◆ **Data entries**:
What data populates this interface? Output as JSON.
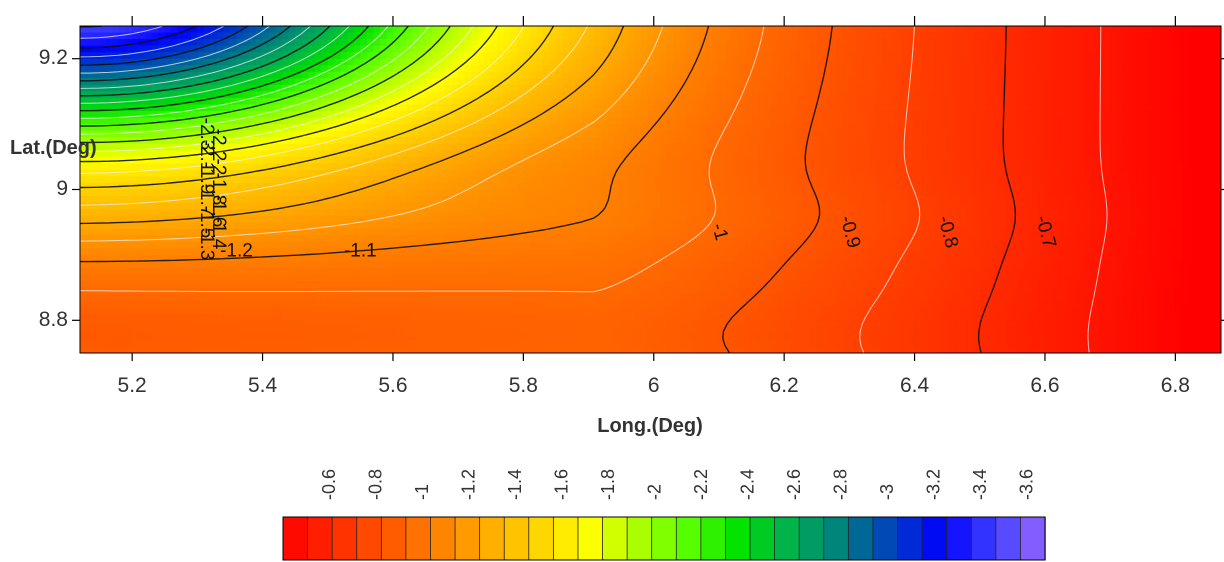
{
  "chart_data": {
    "type": "heatmap",
    "subtype": "filled-contour",
    "xlabel": "Long.(Deg)",
    "ylabel": "Lat.(Deg)",
    "xlim": [
      5.12,
      6.87
    ],
    "ylim": [
      8.75,
      9.25
    ],
    "xticks": [
      {
        "value": 5.2,
        "label": "5.2"
      },
      {
        "value": 5.4,
        "label": "5.4"
      },
      {
        "value": 5.6,
        "label": "5.6"
      },
      {
        "value": 5.8,
        "label": "5.8"
      },
      {
        "value": 6.0,
        "label": "6"
      },
      {
        "value": 6.2,
        "label": "6.2"
      },
      {
        "value": 6.4,
        "label": "6.4"
      },
      {
        "value": 6.6,
        "label": "6.6"
      },
      {
        "value": 6.8,
        "label": "6.8"
      }
    ],
    "yticks": [
      {
        "value": 8.8,
        "label": "8.8"
      },
      {
        "value": 9.0,
        "label": "9"
      },
      {
        "value": 9.2,
        "label": "9.2"
      }
    ],
    "value_range": [
      -3.6,
      -0.6
    ],
    "contour_interval": 0.1,
    "colorbar": {
      "levels": [
        -0.6,
        -0.8,
        -1,
        -1.2,
        -1.4,
        -1.6,
        -1.8,
        -2,
        -2.2,
        -2.4,
        -2.6,
        -2.8,
        -3,
        -3.2,
        -3.4,
        -3.6
      ],
      "labels": [
        "-0.6",
        "-0.8",
        "-1",
        "-1.2",
        "-1.4",
        "-1.6",
        "-1.8",
        "-2",
        "-2.2",
        "-2.4",
        "-2.6",
        "-2.8",
        "-3",
        "-3.2",
        "-3.4",
        "-3.6"
      ],
      "colors": [
        "#ff0000",
        "#ff2a00",
        "#ff5500",
        "#ff7f00",
        "#ffaa00",
        "#ffd400",
        "#ffff00",
        "#aaff00",
        "#55ff00",
        "#00e000",
        "#00b050",
        "#007f7f",
        "#0040c0",
        "#0000ff",
        "#4040ff",
        "#9966ff"
      ]
    },
    "contour_labels": [
      {
        "text": "-1.2",
        "x": 5.36,
        "y": 8.905
      },
      {
        "text": "-1.1",
        "x": 5.55,
        "y": 8.905
      },
      {
        "text": "-1",
        "x": 6.1,
        "y": 8.935
      },
      {
        "text": "-0.9",
        "x": 6.3,
        "y": 8.935
      },
      {
        "text": "-0.8",
        "x": 6.45,
        "y": 8.935
      },
      {
        "text": "-0.7",
        "x": 6.6,
        "y": 8.935
      }
    ],
    "stacked_labels": [
      "-2.3",
      "-2.2",
      "-2.1",
      "-2",
      "-1.9",
      "-1.8",
      "-1.7",
      "-1.6",
      "-1.5",
      "-1.4",
      "-1.3"
    ],
    "data_grid_description": "Values about -3.6 at the upper-left corner (5.12, 9.25), rising to about -0.6 at the east edge; a -1.2 valley runs along latitude ~8.9 in the west.",
    "grid": false,
    "legend": "bottom colorbar"
  }
}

◆ **What to do**:
Copy every line above word for word and exclude the pictures.

◆ **Response**:
What data populates this interface? Output as JSON.
{
  "chart_data": {
    "type": "heatmap",
    "subtype": "filled-contour",
    "xlabel": "Long.(Deg)",
    "ylabel": "Lat.(Deg)",
    "xlim": [
      5.12,
      6.87
    ],
    "ylim": [
      8.75,
      9.25
    ],
    "xticks": [
      {
        "value": 5.2,
        "label": "5.2"
      },
      {
        "value": 5.4,
        "label": "5.4"
      },
      {
        "value": 5.6,
        "label": "5.6"
      },
      {
        "value": 5.8,
        "label": "5.8"
      },
      {
        "value": 6.0,
        "label": "6"
      },
      {
        "value": 6.2,
        "label": "6.2"
      },
      {
        "value": 6.4,
        "label": "6.4"
      },
      {
        "value": 6.6,
        "label": "6.6"
      },
      {
        "value": 6.8,
        "label": "6.8"
      }
    ],
    "yticks": [
      {
        "value": 8.8,
        "label": "8.8"
      },
      {
        "value": 9.0,
        "label": "9"
      },
      {
        "value": 9.2,
        "label": "9.2"
      }
    ],
    "value_range": [
      -3.6,
      -0.6
    ],
    "contour_interval": 0.1,
    "colorbar": {
      "levels": [
        -0.6,
        -0.8,
        -1,
        -1.2,
        -1.4,
        -1.6,
        -1.8,
        -2,
        -2.2,
        -2.4,
        -2.6,
        -2.8,
        -3,
        -3.2,
        -3.4,
        -3.6
      ],
      "labels": [
        "-0.6",
        "-0.8",
        "-1",
        "-1.2",
        "-1.4",
        "-1.6",
        "-1.8",
        "-2",
        "-2.2",
        "-2.4",
        "-2.6",
        "-2.8",
        "-3",
        "-3.2",
        "-3.4",
        "-3.6"
      ],
      "colors": [
        "#ff0000",
        "#ff2a00",
        "#ff5500",
        "#ff7f00",
        "#ffaa00",
        "#ffd400",
        "#ffff00",
        "#aaff00",
        "#55ff00",
        "#00e000",
        "#00b050",
        "#007f7f",
        "#0040c0",
        "#0000ff",
        "#4040ff",
        "#9966ff"
      ]
    },
    "contour_labels": [
      {
        "text": "-1.2",
        "x": 5.36,
        "y": 8.905
      },
      {
        "text": "-1.1",
        "x": 5.55,
        "y": 8.905
      },
      {
        "text": "-1",
        "x": 6.1,
        "y": 8.935
      },
      {
        "text": "-0.9",
        "x": 6.3,
        "y": 8.935
      },
      {
        "text": "-0.8",
        "x": 6.45,
        "y": 8.935
      },
      {
        "text": "-0.7",
        "x": 6.6,
        "y": 8.935
      }
    ],
    "stacked_labels": [
      "-2.3",
      "-2.2",
      "-2.1",
      "-2",
      "-1.9",
      "-1.8",
      "-1.7",
      "-1.6",
      "-1.5",
      "-1.4",
      "-1.3"
    ],
    "data_grid_description": "Values about -3.6 at the upper-left corner (5.12, 9.25), rising to about -0.6 at the east edge; a -1.2 valley runs along latitude ~8.9 in the west.",
    "grid": false,
    "legend": "bottom colorbar"
  }
}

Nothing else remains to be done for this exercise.